Data entries:

——————————

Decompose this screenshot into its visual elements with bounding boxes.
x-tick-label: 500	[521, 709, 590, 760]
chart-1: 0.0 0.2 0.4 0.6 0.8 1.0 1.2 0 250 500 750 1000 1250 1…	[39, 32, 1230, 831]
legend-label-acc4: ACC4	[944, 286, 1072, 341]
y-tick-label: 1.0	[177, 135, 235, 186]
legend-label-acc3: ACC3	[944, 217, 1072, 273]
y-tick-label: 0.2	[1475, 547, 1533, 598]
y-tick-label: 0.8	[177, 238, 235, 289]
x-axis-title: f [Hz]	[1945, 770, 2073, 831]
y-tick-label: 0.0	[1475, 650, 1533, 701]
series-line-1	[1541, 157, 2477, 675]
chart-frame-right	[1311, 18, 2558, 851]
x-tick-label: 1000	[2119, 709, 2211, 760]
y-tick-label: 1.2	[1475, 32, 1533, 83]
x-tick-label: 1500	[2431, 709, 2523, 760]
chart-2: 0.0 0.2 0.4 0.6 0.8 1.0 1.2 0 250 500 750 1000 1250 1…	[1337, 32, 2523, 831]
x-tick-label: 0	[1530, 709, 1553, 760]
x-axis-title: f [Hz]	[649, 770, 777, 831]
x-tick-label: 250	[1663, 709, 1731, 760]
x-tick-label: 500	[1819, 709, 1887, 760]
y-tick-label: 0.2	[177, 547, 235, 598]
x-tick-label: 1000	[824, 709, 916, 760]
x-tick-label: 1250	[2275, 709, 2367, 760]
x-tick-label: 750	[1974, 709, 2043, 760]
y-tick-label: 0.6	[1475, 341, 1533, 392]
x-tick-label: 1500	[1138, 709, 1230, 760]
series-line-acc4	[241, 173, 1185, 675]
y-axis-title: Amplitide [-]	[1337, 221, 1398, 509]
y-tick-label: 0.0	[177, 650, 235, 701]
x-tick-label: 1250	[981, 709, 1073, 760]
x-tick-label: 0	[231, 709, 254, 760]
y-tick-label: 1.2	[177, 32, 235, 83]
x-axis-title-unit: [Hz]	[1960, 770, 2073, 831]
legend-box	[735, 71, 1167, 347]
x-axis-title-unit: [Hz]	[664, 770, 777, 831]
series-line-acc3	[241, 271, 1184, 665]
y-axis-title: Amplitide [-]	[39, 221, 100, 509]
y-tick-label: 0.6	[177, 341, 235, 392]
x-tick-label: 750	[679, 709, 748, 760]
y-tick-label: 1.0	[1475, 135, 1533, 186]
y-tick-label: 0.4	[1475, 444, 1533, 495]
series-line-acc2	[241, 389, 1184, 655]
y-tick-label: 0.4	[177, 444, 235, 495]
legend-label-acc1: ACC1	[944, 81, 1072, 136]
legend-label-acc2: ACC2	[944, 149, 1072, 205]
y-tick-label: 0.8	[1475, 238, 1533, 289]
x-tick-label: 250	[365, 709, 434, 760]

——————————

Objective:
Copy every line of the records above verbatim, character for character.

Output for this exercise:
Decompose this screenshot into its visual elements with bounding boxes.
x-tick-label: 500	[521, 709, 590, 760]
chart-1: 0.0 0.2 0.4 0.6 0.8 1.0 1.2 0 250 500 750 1000 1250 1…	[39, 32, 1230, 831]
legend-label-acc4: ACC4	[944, 286, 1072, 341]
y-tick-label: 1.0	[177, 135, 235, 186]
legend-label-acc3: ACC3	[944, 217, 1072, 273]
y-tick-label: 0.2	[1475, 547, 1533, 598]
y-tick-label: 0.8	[177, 238, 235, 289]
x-axis-title: f [Hz]	[1945, 770, 2073, 831]
y-tick-label: 0.0	[1475, 650, 1533, 701]
series-line-1	[1541, 157, 2477, 675]
chart-frame-right	[1311, 18, 2558, 851]
x-tick-label: 1000	[2119, 709, 2211, 760]
y-tick-label: 1.2	[1475, 32, 1533, 83]
x-tick-label: 1500	[2431, 709, 2523, 760]
chart-2: 0.0 0.2 0.4 0.6 0.8 1.0 1.2 0 250 500 750 1000 1250 1…	[1337, 32, 2523, 831]
x-tick-label: 0	[1530, 709, 1553, 760]
x-axis-title: f [Hz]	[649, 770, 777, 831]
x-tick-label: 250	[1663, 709, 1731, 760]
x-tick-label: 500	[1819, 709, 1887, 760]
y-tick-label: 0.2	[177, 547, 235, 598]
x-tick-label: 1000	[824, 709, 916, 760]
x-tick-label: 1250	[2275, 709, 2367, 760]
x-tick-label: 750	[1974, 709, 2043, 760]
y-tick-label: 0.6	[1475, 341, 1533, 392]
x-tick-label: 1500	[1138, 709, 1230, 760]
series-line-acc4	[241, 173, 1185, 675]
y-axis-title: Amplitide [-]	[1337, 221, 1398, 509]
y-tick-label: 0.0	[177, 650, 235, 701]
x-tick-label: 1250	[981, 709, 1073, 760]
x-tick-label: 0	[231, 709, 254, 760]
y-tick-label: 1.2	[177, 32, 235, 83]
x-axis-title-unit: [Hz]	[1960, 770, 2073, 831]
legend-box	[735, 71, 1167, 347]
x-axis-title-unit: [Hz]	[664, 770, 777, 831]
series-line-acc3	[241, 271, 1184, 665]
y-axis-title: Amplitide [-]	[39, 221, 100, 509]
y-tick-label: 0.6	[177, 341, 235, 392]
x-tick-label: 750	[679, 709, 748, 760]
y-tick-label: 1.0	[1475, 135, 1533, 186]
y-tick-label: 0.4	[1475, 444, 1533, 495]
series-line-acc2	[241, 389, 1184, 655]
y-tick-label: 0.4	[177, 444, 235, 495]
legend-label-acc1: ACC1	[944, 81, 1072, 136]
legend-label-acc2: ACC2	[944, 149, 1072, 205]
y-tick-label: 0.8	[1475, 238, 1533, 289]
x-tick-label: 250	[365, 709, 434, 760]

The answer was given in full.